| TASK GOAL |
Search the data for the string "over" and gather each line it is in.

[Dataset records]
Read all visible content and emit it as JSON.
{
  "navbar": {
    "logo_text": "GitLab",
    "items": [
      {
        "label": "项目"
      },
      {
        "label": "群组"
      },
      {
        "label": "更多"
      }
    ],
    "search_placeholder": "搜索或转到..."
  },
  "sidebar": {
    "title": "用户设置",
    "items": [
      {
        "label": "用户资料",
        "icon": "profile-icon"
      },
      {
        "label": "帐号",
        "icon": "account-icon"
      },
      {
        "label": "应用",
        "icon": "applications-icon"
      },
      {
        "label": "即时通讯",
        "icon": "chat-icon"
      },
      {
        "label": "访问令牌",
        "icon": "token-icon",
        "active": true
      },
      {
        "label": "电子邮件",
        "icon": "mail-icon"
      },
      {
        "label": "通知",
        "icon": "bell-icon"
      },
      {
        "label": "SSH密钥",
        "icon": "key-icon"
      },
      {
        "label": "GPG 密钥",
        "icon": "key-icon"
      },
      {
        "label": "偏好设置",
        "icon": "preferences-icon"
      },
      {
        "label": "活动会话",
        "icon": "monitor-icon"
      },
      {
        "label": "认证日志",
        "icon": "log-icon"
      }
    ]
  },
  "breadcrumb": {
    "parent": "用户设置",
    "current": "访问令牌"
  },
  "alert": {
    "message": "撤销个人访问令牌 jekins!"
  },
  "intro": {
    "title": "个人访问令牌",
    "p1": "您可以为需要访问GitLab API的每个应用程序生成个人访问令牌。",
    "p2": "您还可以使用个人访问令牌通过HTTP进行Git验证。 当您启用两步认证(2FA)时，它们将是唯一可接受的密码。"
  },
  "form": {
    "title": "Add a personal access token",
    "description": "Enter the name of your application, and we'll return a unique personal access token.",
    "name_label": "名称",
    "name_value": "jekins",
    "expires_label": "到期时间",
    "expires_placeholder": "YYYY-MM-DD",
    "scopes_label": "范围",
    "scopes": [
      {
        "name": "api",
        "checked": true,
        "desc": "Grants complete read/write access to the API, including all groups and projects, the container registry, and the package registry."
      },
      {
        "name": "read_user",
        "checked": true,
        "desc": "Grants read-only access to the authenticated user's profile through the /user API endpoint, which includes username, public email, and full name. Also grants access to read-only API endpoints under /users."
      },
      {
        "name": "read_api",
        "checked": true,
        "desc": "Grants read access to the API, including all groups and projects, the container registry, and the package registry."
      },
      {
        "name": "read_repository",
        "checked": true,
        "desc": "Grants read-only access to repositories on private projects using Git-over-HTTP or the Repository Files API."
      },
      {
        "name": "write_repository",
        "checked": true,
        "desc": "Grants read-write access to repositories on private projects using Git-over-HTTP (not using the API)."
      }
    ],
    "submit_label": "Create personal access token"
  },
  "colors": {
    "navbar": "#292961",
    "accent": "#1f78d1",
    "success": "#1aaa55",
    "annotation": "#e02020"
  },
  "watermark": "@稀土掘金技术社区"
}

| EXPECTED OUTPUT |
        "desc": "Grants read-only access to repositories on private projects using Git-over-HTTP or the Repository Files API."
        "desc": "Grants read-write access to repositories on private projects using Git-over-HTTP (not using the API)."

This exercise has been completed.